● **Work required**:
Give the count of lines that include the string "fresh". Add nothing to it.

● **Dataset excerpts**:
## Begin
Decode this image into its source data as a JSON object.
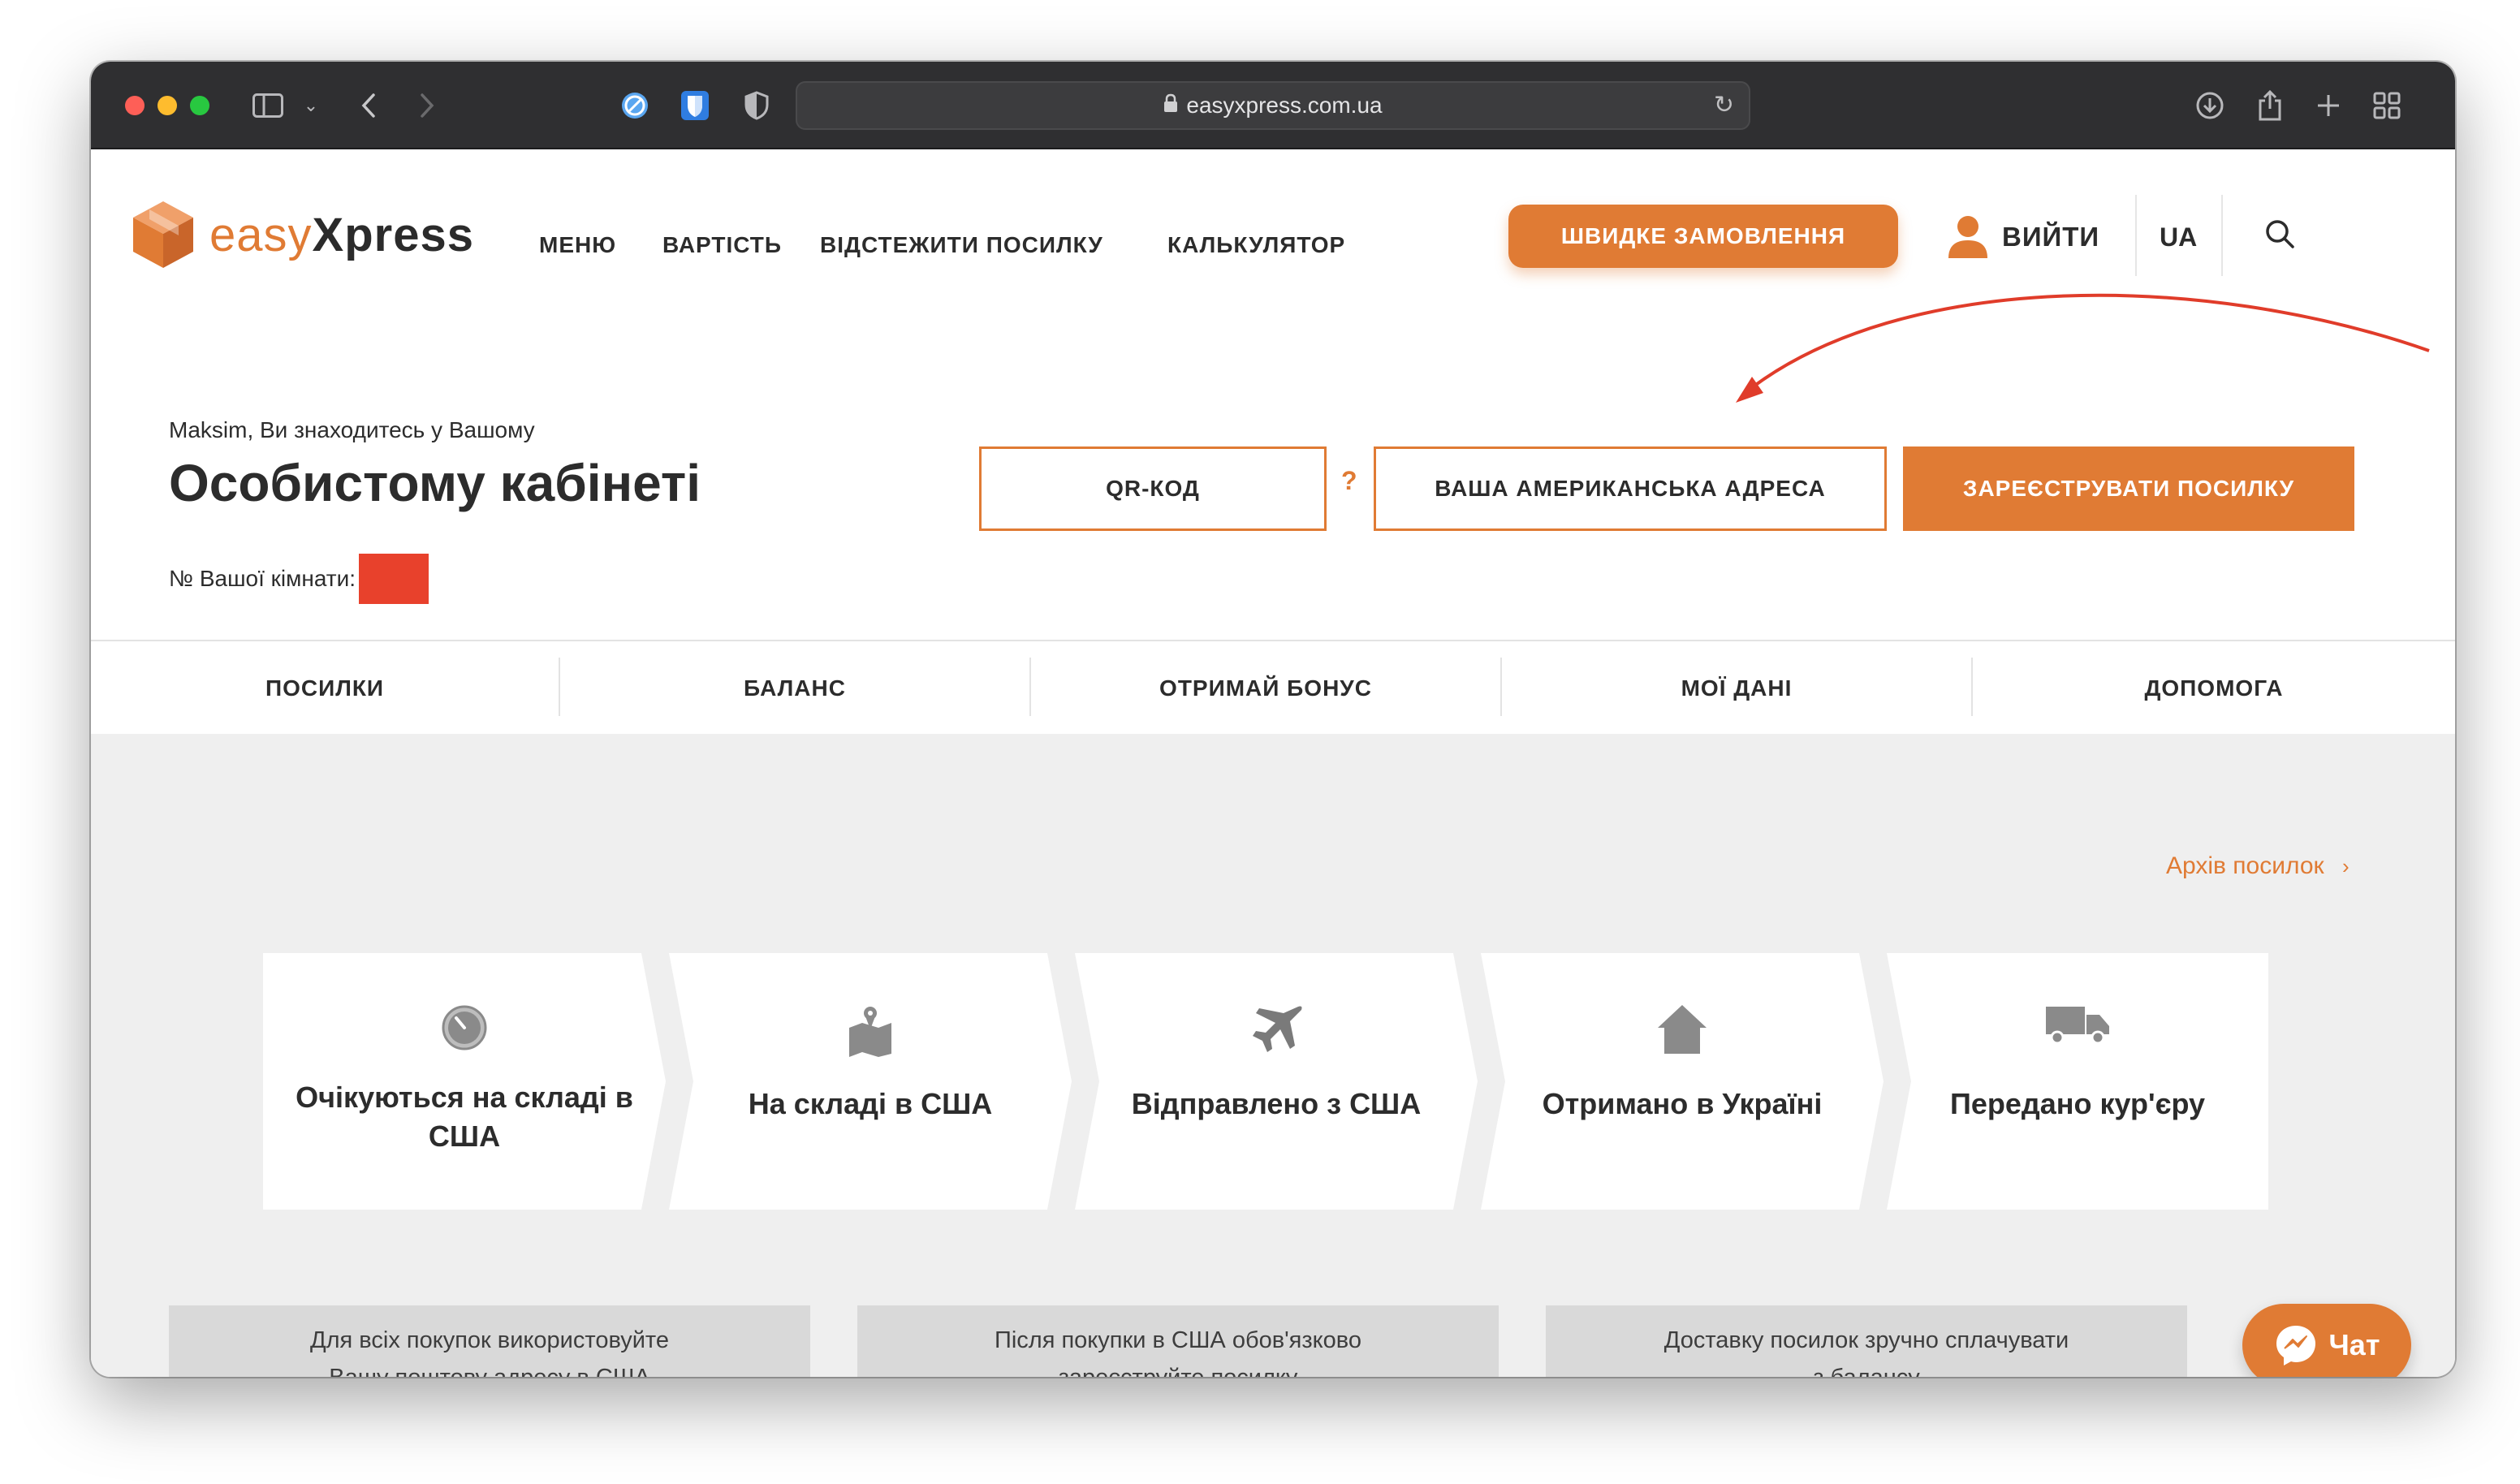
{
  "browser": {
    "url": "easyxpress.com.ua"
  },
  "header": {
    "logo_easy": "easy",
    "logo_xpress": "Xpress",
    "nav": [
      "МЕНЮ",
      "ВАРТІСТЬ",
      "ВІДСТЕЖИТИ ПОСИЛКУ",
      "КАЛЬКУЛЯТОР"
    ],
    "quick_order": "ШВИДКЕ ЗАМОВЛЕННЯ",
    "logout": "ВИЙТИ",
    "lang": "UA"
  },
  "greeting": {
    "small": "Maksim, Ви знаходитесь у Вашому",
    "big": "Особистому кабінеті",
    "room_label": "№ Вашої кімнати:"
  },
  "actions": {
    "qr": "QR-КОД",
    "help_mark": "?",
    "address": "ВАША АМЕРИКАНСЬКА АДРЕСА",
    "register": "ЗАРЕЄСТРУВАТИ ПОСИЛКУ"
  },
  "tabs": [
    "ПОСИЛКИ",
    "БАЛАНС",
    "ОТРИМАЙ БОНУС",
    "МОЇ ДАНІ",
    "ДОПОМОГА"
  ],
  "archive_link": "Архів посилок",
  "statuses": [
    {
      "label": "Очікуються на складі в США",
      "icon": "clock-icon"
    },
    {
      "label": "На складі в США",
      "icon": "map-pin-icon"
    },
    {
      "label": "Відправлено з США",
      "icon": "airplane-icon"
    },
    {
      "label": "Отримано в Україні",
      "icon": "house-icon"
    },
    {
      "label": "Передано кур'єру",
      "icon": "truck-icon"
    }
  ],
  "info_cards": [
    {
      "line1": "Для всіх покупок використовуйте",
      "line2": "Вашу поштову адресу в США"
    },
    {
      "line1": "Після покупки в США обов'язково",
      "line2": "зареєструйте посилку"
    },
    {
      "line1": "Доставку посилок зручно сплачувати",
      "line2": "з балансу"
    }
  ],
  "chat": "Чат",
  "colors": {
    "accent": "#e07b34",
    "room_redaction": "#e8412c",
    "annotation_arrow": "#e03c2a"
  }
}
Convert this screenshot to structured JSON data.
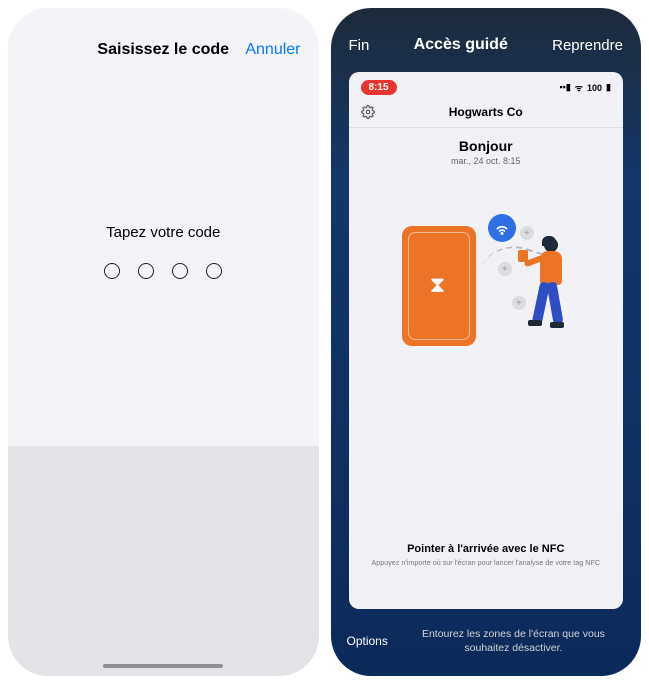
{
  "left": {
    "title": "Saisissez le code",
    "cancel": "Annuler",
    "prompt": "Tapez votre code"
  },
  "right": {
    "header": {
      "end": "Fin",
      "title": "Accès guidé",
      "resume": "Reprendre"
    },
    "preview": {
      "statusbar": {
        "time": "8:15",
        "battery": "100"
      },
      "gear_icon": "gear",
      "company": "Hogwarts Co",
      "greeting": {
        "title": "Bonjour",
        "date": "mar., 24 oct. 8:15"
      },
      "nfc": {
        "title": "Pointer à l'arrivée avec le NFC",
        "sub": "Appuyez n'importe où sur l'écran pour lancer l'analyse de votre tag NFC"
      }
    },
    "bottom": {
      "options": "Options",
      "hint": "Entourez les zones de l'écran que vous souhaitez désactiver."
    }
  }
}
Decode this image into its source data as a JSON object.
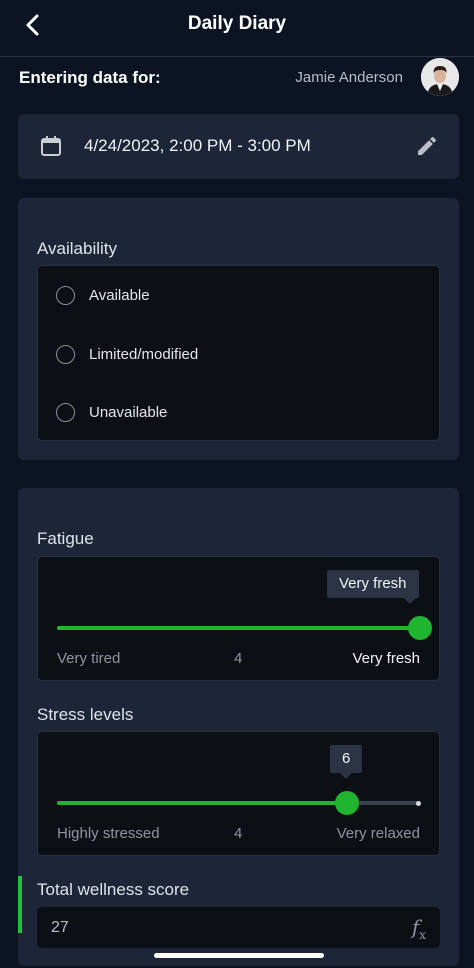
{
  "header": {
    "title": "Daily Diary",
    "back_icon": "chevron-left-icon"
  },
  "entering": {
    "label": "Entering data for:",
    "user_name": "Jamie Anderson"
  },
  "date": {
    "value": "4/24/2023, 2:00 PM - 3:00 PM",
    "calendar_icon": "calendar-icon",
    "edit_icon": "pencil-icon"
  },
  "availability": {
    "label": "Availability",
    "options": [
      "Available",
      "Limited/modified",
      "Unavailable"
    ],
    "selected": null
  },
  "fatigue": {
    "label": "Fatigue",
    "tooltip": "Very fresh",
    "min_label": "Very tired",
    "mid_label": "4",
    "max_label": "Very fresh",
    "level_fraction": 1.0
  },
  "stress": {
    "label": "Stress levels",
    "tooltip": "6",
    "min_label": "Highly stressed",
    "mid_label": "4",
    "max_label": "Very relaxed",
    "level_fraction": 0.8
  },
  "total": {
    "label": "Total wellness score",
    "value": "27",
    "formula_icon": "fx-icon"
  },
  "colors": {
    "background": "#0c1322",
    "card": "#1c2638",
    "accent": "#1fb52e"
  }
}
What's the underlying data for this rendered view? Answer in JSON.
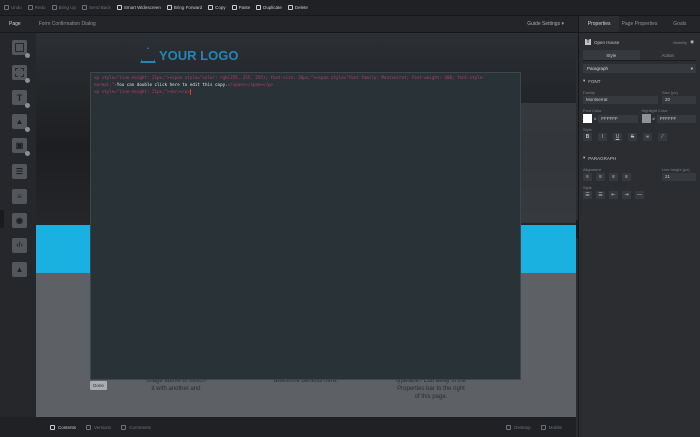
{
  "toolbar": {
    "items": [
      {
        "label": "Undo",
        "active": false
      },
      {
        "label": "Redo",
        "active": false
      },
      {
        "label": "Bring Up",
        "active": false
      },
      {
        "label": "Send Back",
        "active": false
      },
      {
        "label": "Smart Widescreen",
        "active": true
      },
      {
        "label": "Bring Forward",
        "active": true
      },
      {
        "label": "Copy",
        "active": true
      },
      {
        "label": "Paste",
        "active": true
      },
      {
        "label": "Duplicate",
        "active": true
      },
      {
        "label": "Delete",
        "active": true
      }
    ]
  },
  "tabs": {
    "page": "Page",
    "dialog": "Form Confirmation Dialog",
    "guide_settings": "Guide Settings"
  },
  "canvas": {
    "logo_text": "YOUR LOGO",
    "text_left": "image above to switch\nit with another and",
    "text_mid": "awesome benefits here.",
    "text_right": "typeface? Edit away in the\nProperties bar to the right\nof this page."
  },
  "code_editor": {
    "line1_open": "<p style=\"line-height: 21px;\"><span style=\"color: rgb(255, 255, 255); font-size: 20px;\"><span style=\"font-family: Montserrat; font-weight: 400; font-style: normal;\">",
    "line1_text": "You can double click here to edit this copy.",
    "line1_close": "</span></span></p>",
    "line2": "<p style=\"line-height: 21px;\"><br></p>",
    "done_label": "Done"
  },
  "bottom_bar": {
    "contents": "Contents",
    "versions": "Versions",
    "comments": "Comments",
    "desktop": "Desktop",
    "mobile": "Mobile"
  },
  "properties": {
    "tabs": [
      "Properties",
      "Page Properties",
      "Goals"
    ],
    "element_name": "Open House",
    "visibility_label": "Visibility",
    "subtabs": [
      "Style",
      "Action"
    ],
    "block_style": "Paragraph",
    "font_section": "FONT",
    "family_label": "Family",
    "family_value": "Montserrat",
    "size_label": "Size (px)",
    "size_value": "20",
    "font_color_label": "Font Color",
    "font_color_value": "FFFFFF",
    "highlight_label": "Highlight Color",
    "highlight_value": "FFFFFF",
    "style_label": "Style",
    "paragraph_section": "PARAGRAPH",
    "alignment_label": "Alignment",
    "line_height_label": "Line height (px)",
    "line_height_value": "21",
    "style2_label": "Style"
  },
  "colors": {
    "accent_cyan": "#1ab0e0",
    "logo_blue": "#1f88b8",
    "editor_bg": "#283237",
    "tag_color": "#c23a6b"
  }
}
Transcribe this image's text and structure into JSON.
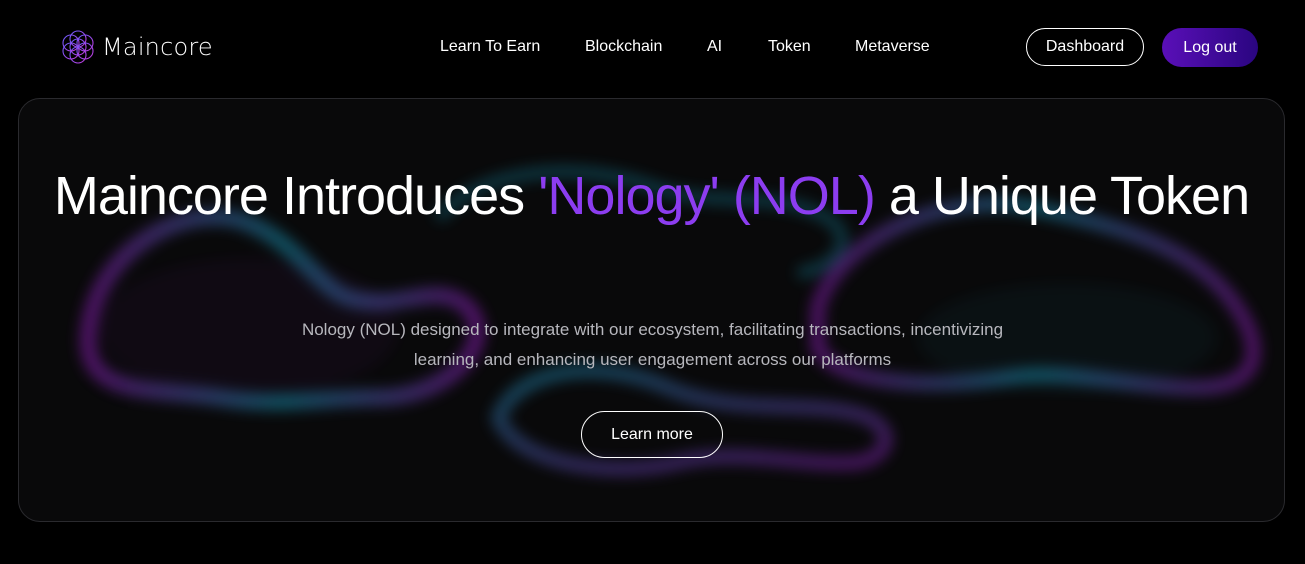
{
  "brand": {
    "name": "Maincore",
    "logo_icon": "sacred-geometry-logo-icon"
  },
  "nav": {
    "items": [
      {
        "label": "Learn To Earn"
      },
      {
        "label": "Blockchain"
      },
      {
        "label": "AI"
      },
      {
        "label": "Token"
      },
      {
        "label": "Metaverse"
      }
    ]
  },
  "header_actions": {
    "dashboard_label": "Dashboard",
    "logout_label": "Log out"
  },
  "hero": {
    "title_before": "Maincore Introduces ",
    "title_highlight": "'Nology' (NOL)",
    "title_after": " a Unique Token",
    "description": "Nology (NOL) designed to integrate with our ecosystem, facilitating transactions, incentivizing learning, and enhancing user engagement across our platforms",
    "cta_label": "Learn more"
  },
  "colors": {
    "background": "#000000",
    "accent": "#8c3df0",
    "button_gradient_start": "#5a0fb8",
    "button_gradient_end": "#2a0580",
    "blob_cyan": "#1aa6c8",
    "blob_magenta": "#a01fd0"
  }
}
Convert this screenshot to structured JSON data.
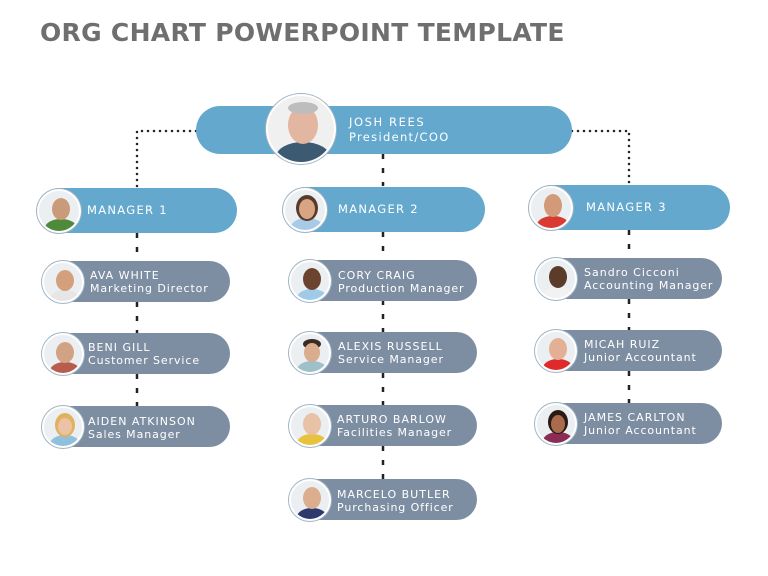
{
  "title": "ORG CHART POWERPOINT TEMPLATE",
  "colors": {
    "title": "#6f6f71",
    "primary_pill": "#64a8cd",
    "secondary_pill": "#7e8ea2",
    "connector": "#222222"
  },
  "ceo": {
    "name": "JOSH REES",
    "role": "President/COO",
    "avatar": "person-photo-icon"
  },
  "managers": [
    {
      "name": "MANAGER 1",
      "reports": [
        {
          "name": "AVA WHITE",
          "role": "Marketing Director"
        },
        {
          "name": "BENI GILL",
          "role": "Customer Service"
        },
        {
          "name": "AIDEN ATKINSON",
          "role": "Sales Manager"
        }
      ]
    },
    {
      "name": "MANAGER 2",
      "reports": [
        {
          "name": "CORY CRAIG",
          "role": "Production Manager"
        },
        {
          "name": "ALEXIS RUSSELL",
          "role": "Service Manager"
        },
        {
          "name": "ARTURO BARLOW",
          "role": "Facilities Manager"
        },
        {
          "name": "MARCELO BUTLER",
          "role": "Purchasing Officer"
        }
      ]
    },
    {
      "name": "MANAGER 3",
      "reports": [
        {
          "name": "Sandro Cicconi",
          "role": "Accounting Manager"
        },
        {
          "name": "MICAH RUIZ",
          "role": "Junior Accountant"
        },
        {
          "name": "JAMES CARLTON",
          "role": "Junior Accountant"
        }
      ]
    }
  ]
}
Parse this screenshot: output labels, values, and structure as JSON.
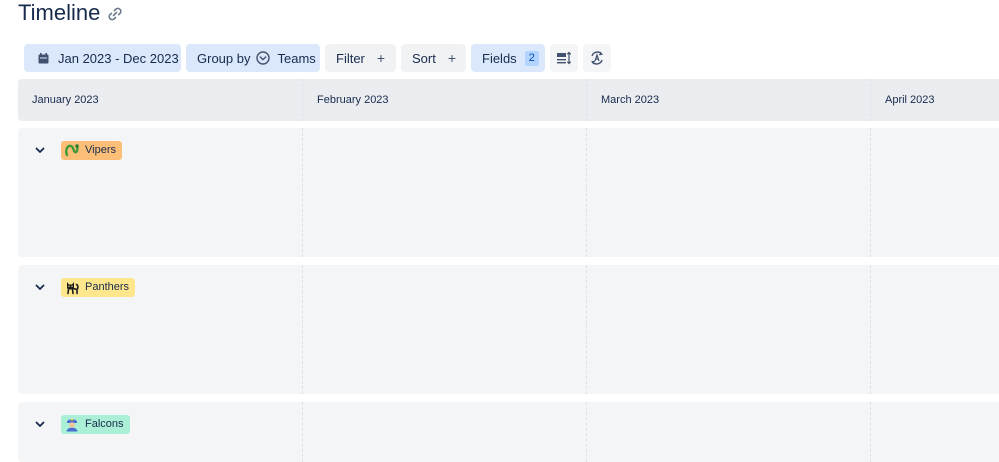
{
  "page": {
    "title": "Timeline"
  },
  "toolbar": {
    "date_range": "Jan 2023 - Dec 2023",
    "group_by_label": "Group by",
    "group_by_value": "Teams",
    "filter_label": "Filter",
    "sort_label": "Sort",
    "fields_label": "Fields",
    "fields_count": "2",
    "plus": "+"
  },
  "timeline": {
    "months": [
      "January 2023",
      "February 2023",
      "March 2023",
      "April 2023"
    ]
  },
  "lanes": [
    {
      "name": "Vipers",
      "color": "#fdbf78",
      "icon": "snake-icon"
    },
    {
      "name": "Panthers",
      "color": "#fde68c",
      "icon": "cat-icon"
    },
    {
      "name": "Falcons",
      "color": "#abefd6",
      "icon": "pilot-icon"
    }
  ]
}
## End
● **The completed task**:
2